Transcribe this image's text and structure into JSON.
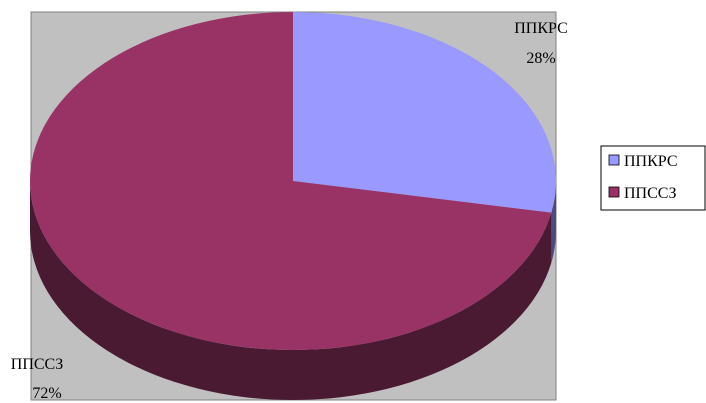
{
  "chart_data": {
    "type": "pie",
    "style": "3d",
    "title": "",
    "categories": [
      "ППКРС",
      "ППССЗ"
    ],
    "values": [
      28,
      72
    ],
    "value_labels": [
      "28%",
      "72%"
    ],
    "colors": {
      "ППКРС": {
        "top": "#9999ff",
        "side": "#4a4a7f"
      },
      "ППССЗ": {
        "top": "#993366",
        "side": "#4a1a33"
      }
    },
    "plot_area_background": "#c0c0c0",
    "legend": {
      "position": "right",
      "entries": [
        "ППКРС",
        "ППССЗ"
      ]
    }
  }
}
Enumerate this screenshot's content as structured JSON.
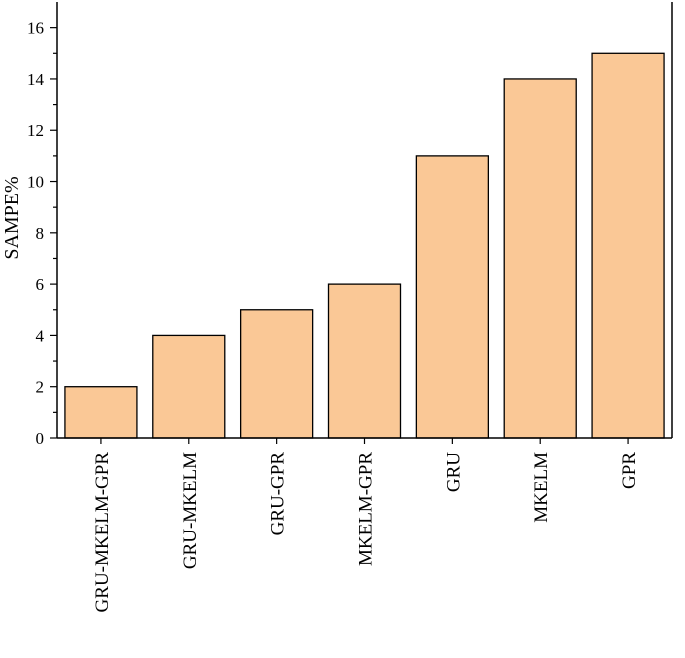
{
  "chart_data": {
    "type": "bar",
    "categories": [
      "GRU-MKELM-GPR",
      "GRU-MKELM",
      "GRU-GPR",
      "MKELM-GPR",
      "GRU",
      "MKELM",
      "GPR"
    ],
    "values": [
      2,
      4,
      5,
      6,
      11,
      14,
      15
    ],
    "ylabel": "SAMPE%",
    "xlabel": "",
    "title": "",
    "ylim": [
      0,
      17
    ],
    "yticks": [
      0,
      2,
      4,
      6,
      8,
      10,
      12,
      14,
      16
    ],
    "bar_color": "#fac896",
    "grid": false,
    "legend": "none"
  }
}
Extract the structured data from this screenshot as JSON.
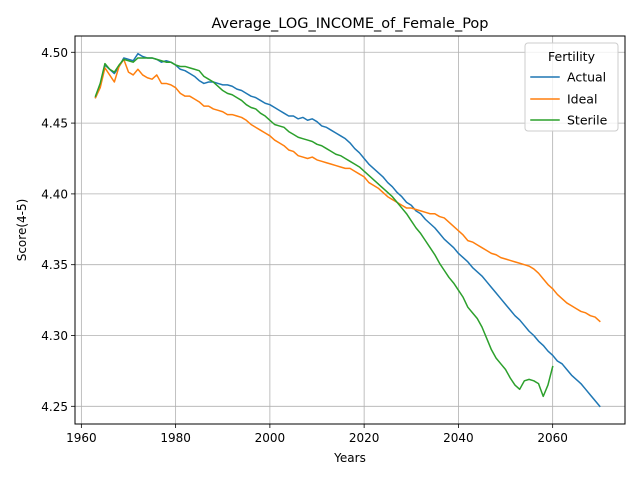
{
  "chart_data": {
    "type": "line",
    "title": "Average_LOG_INCOME_of_Female_Pop",
    "xlabel": "Years",
    "ylabel": "Score(4-5)",
    "xlim": [
      1958.65,
      2075.35
    ],
    "ylim": [
      4.2375,
      4.5115
    ],
    "xticks": [
      1960,
      1980,
      2000,
      2020,
      2040,
      2060
    ],
    "yticks": [
      4.25,
      4.3,
      4.35,
      4.4,
      4.45,
      4.5
    ],
    "xtick_labels": [
      "1960",
      "1980",
      "2000",
      "2020",
      "2040",
      "2060"
    ],
    "ytick_labels": [
      "4.25",
      "4.30",
      "4.35",
      "4.40",
      "4.45",
      "4.50"
    ],
    "grid": true,
    "legend": {
      "title": "Fertility",
      "placement": "top-right"
    },
    "series": [
      {
        "name": "Actual",
        "color": "#1f77b4",
        "x": [
          1963,
          1964,
          1965,
          1966,
          1967,
          1968,
          1969,
          1970,
          1971,
          1972,
          1973,
          1974,
          1975,
          1976,
          1977,
          1978,
          1979,
          1980,
          1981,
          1982,
          1983,
          1984,
          1985,
          1986,
          1987,
          1988,
          1989,
          1990,
          1991,
          1992,
          1993,
          1994,
          1995,
          1996,
          1997,
          1998,
          1999,
          2000,
          2001,
          2002,
          2003,
          2004,
          2005,
          2006,
          2007,
          2008,
          2009,
          2010,
          2011,
          2012,
          2013,
          2014,
          2015,
          2016,
          2017,
          2018,
          2019,
          2020,
          2021,
          2022,
          2023,
          2024,
          2025,
          2026,
          2027,
          2028,
          2029,
          2030,
          2031,
          2032,
          2033,
          2034,
          2035,
          2036,
          2037,
          2038,
          2039,
          2040,
          2041,
          2042,
          2043,
          2044,
          2045,
          2046,
          2047,
          2048,
          2049,
          2050,
          2051,
          2052,
          2053,
          2054,
          2055,
          2056,
          2057,
          2058,
          2059,
          2060,
          2061,
          2062,
          2063,
          2064,
          2065,
          2066,
          2067,
          2068,
          2069,
          2070
        ],
        "y": [
          4.468,
          4.476,
          4.491,
          4.488,
          4.485,
          4.49,
          4.496,
          4.495,
          4.494,
          4.499,
          4.497,
          4.496,
          4.496,
          4.495,
          4.493,
          4.494,
          4.493,
          4.491,
          4.488,
          4.487,
          4.485,
          4.483,
          4.48,
          4.478,
          4.479,
          4.479,
          4.478,
          4.477,
          4.477,
          4.476,
          4.474,
          4.473,
          4.471,
          4.469,
          4.468,
          4.466,
          4.464,
          4.463,
          4.461,
          4.459,
          4.457,
          4.455,
          4.455,
          4.453,
          4.454,
          4.452,
          4.453,
          4.451,
          4.448,
          4.447,
          4.445,
          4.443,
          4.441,
          4.439,
          4.436,
          4.432,
          4.429,
          4.425,
          4.421,
          4.418,
          4.415,
          4.412,
          4.408,
          4.405,
          4.401,
          4.398,
          4.394,
          4.392,
          4.388,
          4.386,
          4.382,
          4.379,
          4.376,
          4.372,
          4.368,
          4.365,
          4.362,
          4.358,
          4.355,
          4.352,
          4.348,
          4.345,
          4.342,
          4.338,
          4.334,
          4.33,
          4.326,
          4.322,
          4.318,
          4.314,
          4.311,
          4.307,
          4.303,
          4.3,
          4.296,
          4.293,
          4.289,
          4.286,
          4.282,
          4.28,
          4.276,
          4.272,
          4.269,
          4.266,
          4.262,
          4.258,
          4.254,
          4.25
        ]
      },
      {
        "name": "Ideal",
        "color": "#ff7f0e",
        "x": [
          1963,
          1964,
          1965,
          1966,
          1967,
          1968,
          1969,
          1970,
          1971,
          1972,
          1973,
          1974,
          1975,
          1976,
          1977,
          1978,
          1979,
          1980,
          1981,
          1982,
          1983,
          1984,
          1985,
          1986,
          1987,
          1988,
          1989,
          1990,
          1991,
          1992,
          1993,
          1994,
          1995,
          1996,
          1997,
          1998,
          1999,
          2000,
          2001,
          2002,
          2003,
          2004,
          2005,
          2006,
          2007,
          2008,
          2009,
          2010,
          2011,
          2012,
          2013,
          2014,
          2015,
          2016,
          2017,
          2018,
          2019,
          2020,
          2021,
          2022,
          2023,
          2024,
          2025,
          2026,
          2027,
          2028,
          2029,
          2030,
          2031,
          2032,
          2033,
          2034,
          2035,
          2036,
          2037,
          2038,
          2039,
          2040,
          2041,
          2042,
          2043,
          2044,
          2045,
          2046,
          2047,
          2048,
          2049,
          2050,
          2051,
          2052,
          2053,
          2054,
          2055,
          2056,
          2057,
          2058,
          2059,
          2060,
          2061,
          2062,
          2063,
          2064,
          2065,
          2066,
          2067,
          2068,
          2069,
          2070
        ],
        "y": [
          4.468,
          4.475,
          4.489,
          4.484,
          4.479,
          4.49,
          4.495,
          4.486,
          4.484,
          4.488,
          4.484,
          4.482,
          4.481,
          4.484,
          4.478,
          4.478,
          4.477,
          4.475,
          4.471,
          4.469,
          4.469,
          4.467,
          4.465,
          4.462,
          4.462,
          4.46,
          4.459,
          4.458,
          4.456,
          4.456,
          4.455,
          4.454,
          4.452,
          4.449,
          4.447,
          4.445,
          4.443,
          4.441,
          4.438,
          4.436,
          4.434,
          4.431,
          4.43,
          4.427,
          4.426,
          4.425,
          4.426,
          4.424,
          4.423,
          4.422,
          4.421,
          4.42,
          4.419,
          4.418,
          4.418,
          4.416,
          4.414,
          4.412,
          4.408,
          4.406,
          4.404,
          4.401,
          4.398,
          4.396,
          4.394,
          4.392,
          4.39,
          4.39,
          4.389,
          4.388,
          4.387,
          4.386,
          4.386,
          4.384,
          4.383,
          4.38,
          4.377,
          4.374,
          4.371,
          4.367,
          4.366,
          4.364,
          4.362,
          4.36,
          4.358,
          4.357,
          4.355,
          4.354,
          4.353,
          4.352,
          4.351,
          4.35,
          4.349,
          4.347,
          4.344,
          4.34,
          4.336,
          4.333,
          4.329,
          4.326,
          4.323,
          4.321,
          4.319,
          4.317,
          4.316,
          4.314,
          4.313,
          4.31
        ]
      },
      {
        "name": "Sterile",
        "color": "#2ca02c",
        "x": [
          1963,
          1964,
          1965,
          1966,
          1967,
          1968,
          1969,
          1970,
          1971,
          1972,
          1973,
          1974,
          1975,
          1976,
          1977,
          1978,
          1979,
          1980,
          1981,
          1982,
          1983,
          1984,
          1985,
          1986,
          1987,
          1988,
          1989,
          1990,
          1991,
          1992,
          1993,
          1994,
          1995,
          1996,
          1997,
          1998,
          1999,
          2000,
          2001,
          2002,
          2003,
          2004,
          2005,
          2006,
          2007,
          2008,
          2009,
          2010,
          2011,
          2012,
          2013,
          2014,
          2015,
          2016,
          2017,
          2018,
          2019,
          2020,
          2021,
          2022,
          2023,
          2024,
          2025,
          2026,
          2027,
          2028,
          2029,
          2030,
          2031,
          2032,
          2033,
          2034,
          2035,
          2036,
          2037,
          2038,
          2039,
          2040,
          2041,
          2042,
          2043,
          2044,
          2045,
          2046,
          2047,
          2048,
          2049,
          2050,
          2051,
          2052,
          2053,
          2054,
          2055,
          2056,
          2057,
          2058,
          2059,
          2060
        ],
        "y": [
          4.469,
          4.478,
          4.492,
          4.488,
          4.486,
          4.491,
          4.495,
          4.494,
          4.493,
          4.496,
          4.496,
          4.496,
          4.496,
          4.495,
          4.494,
          4.493,
          4.493,
          4.491,
          4.49,
          4.49,
          4.489,
          4.488,
          4.487,
          4.483,
          4.481,
          4.479,
          4.476,
          4.473,
          4.471,
          4.47,
          4.468,
          4.466,
          4.463,
          4.461,
          4.46,
          4.457,
          4.455,
          4.452,
          4.449,
          4.448,
          4.447,
          4.444,
          4.442,
          4.44,
          4.439,
          4.438,
          4.437,
          4.435,
          4.434,
          4.432,
          4.43,
          4.428,
          4.427,
          4.425,
          4.423,
          4.421,
          4.419,
          4.416,
          4.413,
          4.41,
          4.407,
          4.404,
          4.401,
          4.398,
          4.394,
          4.39,
          4.386,
          4.381,
          4.376,
          4.372,
          4.367,
          4.362,
          4.357,
          4.351,
          4.346,
          4.341,
          4.337,
          4.332,
          4.327,
          4.32,
          4.316,
          4.312,
          4.306,
          4.298,
          4.29,
          4.284,
          4.28,
          4.276,
          4.27,
          4.265,
          4.262,
          4.268,
          4.269,
          4.268,
          4.266,
          4.257,
          4.265,
          4.278
        ]
      }
    ]
  }
}
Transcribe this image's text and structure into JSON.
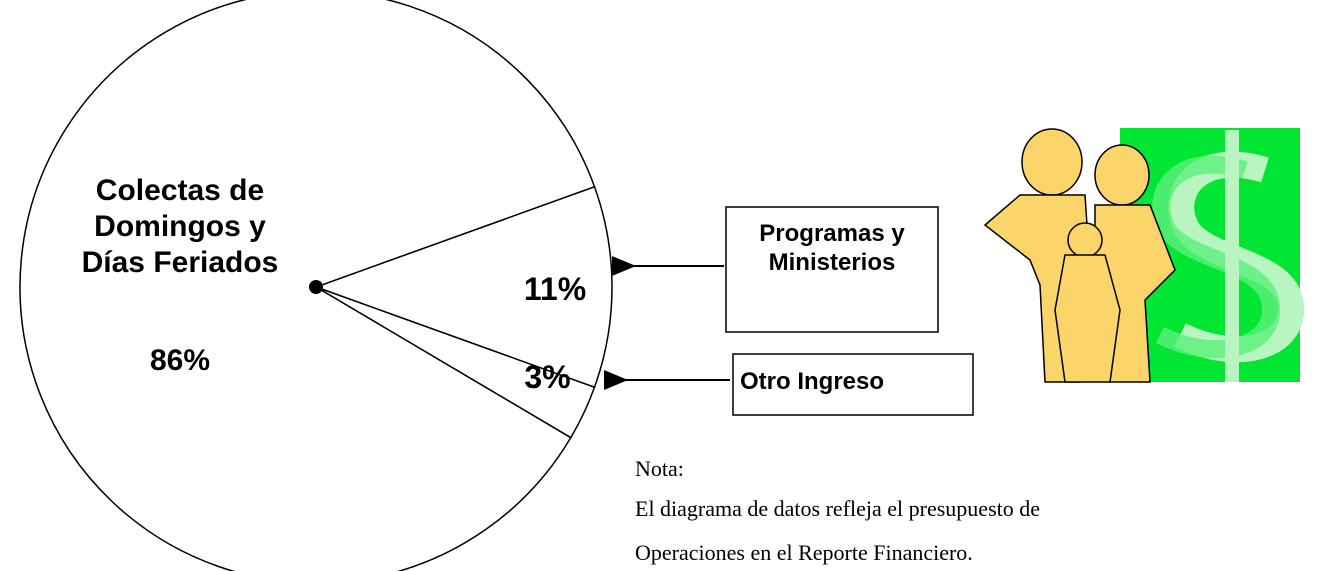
{
  "chart_data": {
    "type": "pie",
    "categories": [
      "Colectas de Domingos y Días Feriados",
      "Programas y Ministerios",
      "Otro Ingreso"
    ],
    "values": [
      86,
      11,
      3
    ],
    "value_labels": [
      "86%",
      "11%",
      "3%"
    ],
    "colors": [
      "#ffffff",
      "#ffffff",
      "#ffffff"
    ]
  },
  "note": {
    "title": "Nota:",
    "lines": [
      "El diagrama de datos refleja el presupuesto de",
      "Operaciones en el Reporte Financiero."
    ]
  }
}
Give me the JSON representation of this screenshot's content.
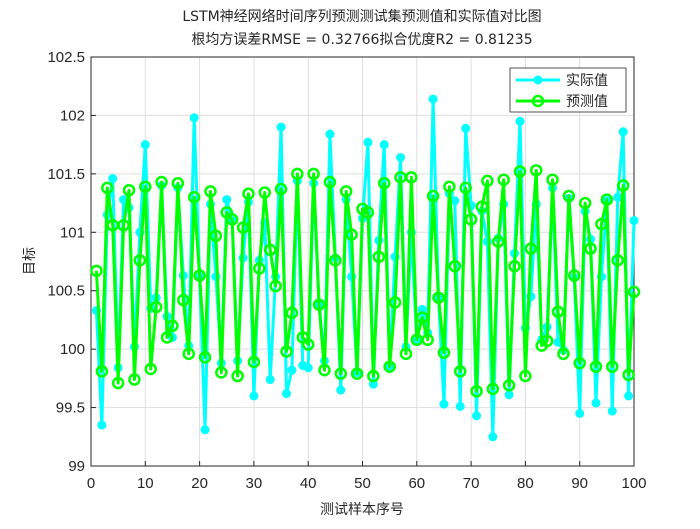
{
  "chart_data": {
    "type": "line",
    "title": "LSTM神经网络时间序列预测测试集预测值和实际值对比图",
    "subtitle": "根均方误差RMSE = 0.32766拟合优度R2 = 0.81235",
    "x_label": "测试样本序号",
    "y_label": "目标",
    "x": [
      1,
      2,
      3,
      4,
      5,
      6,
      7,
      8,
      9,
      10,
      11,
      12,
      13,
      14,
      15,
      16,
      17,
      18,
      19,
      20,
      21,
      22,
      23,
      24,
      25,
      26,
      27,
      28,
      29,
      30,
      31,
      32,
      33,
      34,
      35,
      36,
      37,
      38,
      39,
      40,
      41,
      42,
      43,
      44,
      45,
      46,
      47,
      48,
      49,
      50,
      51,
      52,
      53,
      54,
      55,
      56,
      57,
      58,
      59,
      60,
      61,
      62,
      63,
      64,
      65,
      66,
      67,
      68,
      69,
      70,
      71,
      72,
      73,
      74,
      75,
      76,
      77,
      78,
      79,
      80,
      81,
      82,
      83,
      84,
      85,
      86,
      87,
      88,
      89,
      90,
      91,
      92,
      93,
      94,
      95,
      96,
      97,
      98,
      99,
      100
    ],
    "series": [
      {
        "name": "实际值",
        "color": "#00ffff",
        "marker": "filled",
        "values": [
          100.33,
          99.35,
          101.15,
          101.46,
          99.84,
          101.28,
          101.21,
          100.02,
          101.0,
          101.75,
          100.35,
          100.44,
          101.4,
          100.28,
          100.1,
          101.38,
          100.63,
          100.03,
          101.98,
          100.62,
          99.31,
          101.24,
          100.62,
          99.88,
          101.28,
          101.1,
          99.9,
          100.78,
          101.26,
          99.6,
          100.76,
          101.08,
          99.74,
          100.62,
          101.9,
          99.62,
          99.82,
          101.44,
          99.86,
          99.84,
          101.42,
          100.38,
          99.9,
          101.84,
          100.78,
          99.65,
          101.28,
          100.62,
          99.8,
          101.12,
          101.77,
          99.7,
          100.93,
          101.75,
          99.85,
          100.79,
          101.64,
          100.02,
          101.0,
          100.07,
          100.34,
          100.14,
          102.14,
          100.44,
          99.53,
          101.33,
          101.27,
          99.51,
          101.89,
          101.23,
          99.43,
          101.18,
          100.92,
          99.25,
          100.95,
          101.24,
          99.61,
          100.82,
          101.95,
          100.18,
          100.45,
          101.24,
          100.08,
          100.19,
          101.38,
          100.06,
          99.99,
          101.29,
          100.61,
          99.45,
          101.18,
          100.94,
          99.54,
          100.62,
          101.27,
          99.47,
          101.3,
          101.86,
          99.6,
          101.1
        ]
      },
      {
        "name": "预测值",
        "color": "#00ff00",
        "marker": "open",
        "values": [
          100.67,
          99.81,
          101.38,
          101.06,
          99.71,
          101.06,
          101.36,
          99.74,
          100.76,
          101.39,
          99.83,
          100.36,
          101.43,
          100.1,
          100.2,
          101.42,
          100.42,
          99.96,
          101.3,
          100.63,
          99.93,
          101.35,
          100.97,
          99.8,
          101.17,
          101.11,
          99.77,
          101.04,
          101.33,
          99.89,
          100.69,
          101.34,
          100.85,
          100.54,
          101.37,
          99.98,
          100.31,
          101.5,
          100.1,
          100.04,
          101.5,
          100.38,
          99.82,
          101.43,
          100.76,
          99.79,
          101.35,
          100.98,
          99.79,
          101.2,
          101.17,
          99.77,
          100.79,
          101.42,
          99.85,
          100.4,
          101.47,
          99.96,
          101.47,
          100.08,
          100.27,
          100.08,
          101.31,
          100.44,
          99.97,
          101.39,
          100.71,
          99.81,
          101.38,
          101.11,
          99.64,
          101.22,
          101.44,
          99.66,
          100.92,
          101.45,
          99.69,
          100.71,
          101.52,
          99.77,
          100.86,
          101.53,
          100.03,
          100.07,
          101.45,
          100.32,
          99.96,
          101.31,
          100.63,
          99.88,
          101.25,
          100.86,
          99.85,
          101.07,
          101.28,
          99.85,
          100.76,
          101.4,
          99.78,
          100.49
        ]
      }
    ],
    "xlim": [
      0,
      100
    ],
    "xticks": [
      0,
      10,
      20,
      30,
      40,
      50,
      60,
      70,
      80,
      90,
      100
    ],
    "ylim": [
      99,
      102.5
    ],
    "yticks": [
      99,
      99.5,
      100,
      100.5,
      101,
      101.5,
      102,
      102.5
    ],
    "grid": true,
    "legend": "northeast"
  }
}
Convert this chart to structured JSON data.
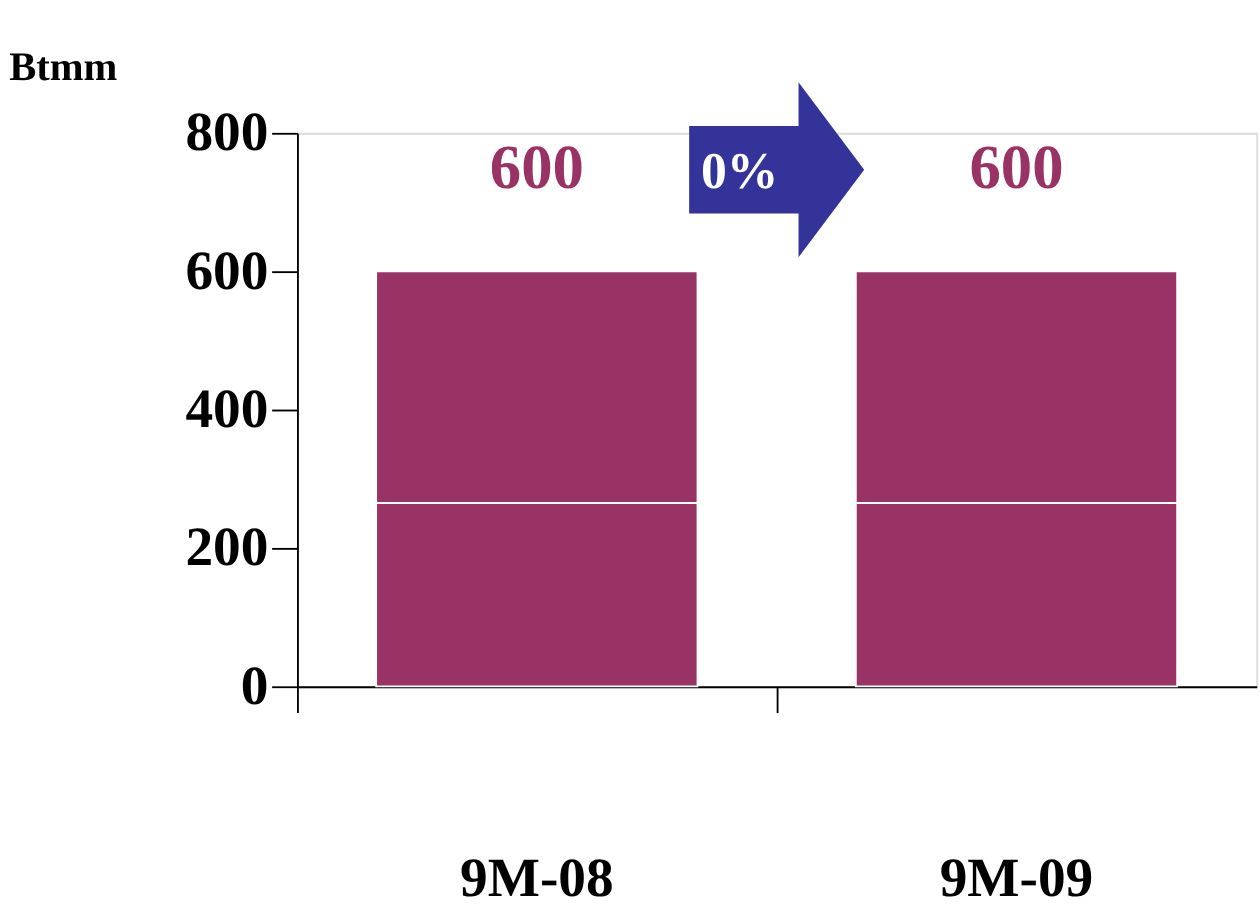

= = = =

Task objective: Copy each line above that contains the word "this".

In response:
Transcribe this image's text and structure into JSON.
Enumerate this screenshot's content as structured JSON.
Extract the structured data from this screenshot as JSON.
Transcribe this image's text and structure into JSON.
Give me the JSON representation of this screenshot's content.
Convert this chart to structured JSON data.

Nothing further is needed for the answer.